**Written instruction**
From the material below, list every line containing "ставок".

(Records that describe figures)
****************************************
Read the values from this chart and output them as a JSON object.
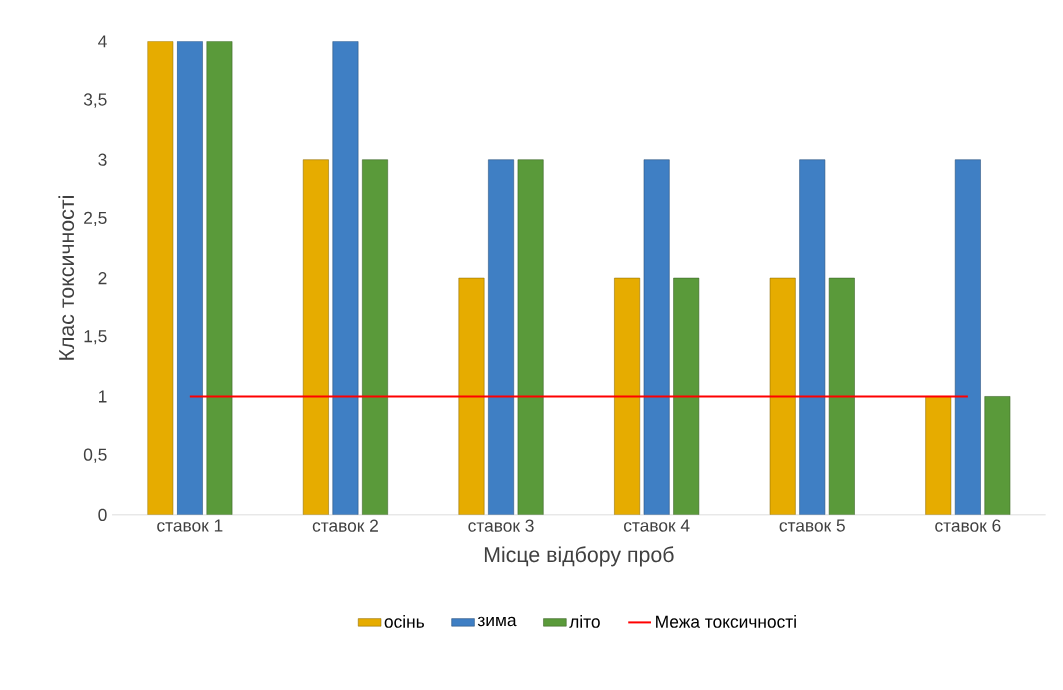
{
  "chart_data": {
    "type": "bar",
    "xlabel": "Місце відбору проб",
    "ylabel": "Клас токсичності",
    "categories": [
      "ставок 1",
      "ставок 2",
      "ставок 3",
      "ставок 4",
      "ставок 5",
      "ставок 6"
    ],
    "series": [
      {
        "name": "осінь",
        "color": "#e6ac00",
        "values": [
          4,
          3,
          2,
          2,
          2,
          1
        ]
      },
      {
        "name": "зима",
        "color": "#3f7fc4",
        "values": [
          4,
          4,
          3,
          3,
          3,
          3
        ]
      },
      {
        "name": "літо",
        "color": "#5a9a3a",
        "values": [
          4,
          3,
          3,
          2,
          2,
          1
        ]
      },
      {
        "name": "Межа токсичності",
        "type": "line",
        "color": "#ff0000",
        "values": [
          1,
          1,
          1,
          1,
          1,
          1
        ]
      }
    ],
    "ylim": [
      0,
      4
    ],
    "yticks": [
      0,
      {
        "value": 0.5,
        "label": "0,5"
      },
      1,
      {
        "value": 1.5,
        "label": "1,5"
      },
      2,
      {
        "value": 2.5,
        "label": "2,5"
      },
      3,
      {
        "value": 3.5,
        "label": "3,5"
      },
      4
    ],
    "legend": "bottom",
    "grid": false
  }
}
****************************************
**The answer**
      "ставок 1",
      "ставок 2",
      "ставок 3",
      "ставок 4",
      "ставок 5",
      "ставок 6"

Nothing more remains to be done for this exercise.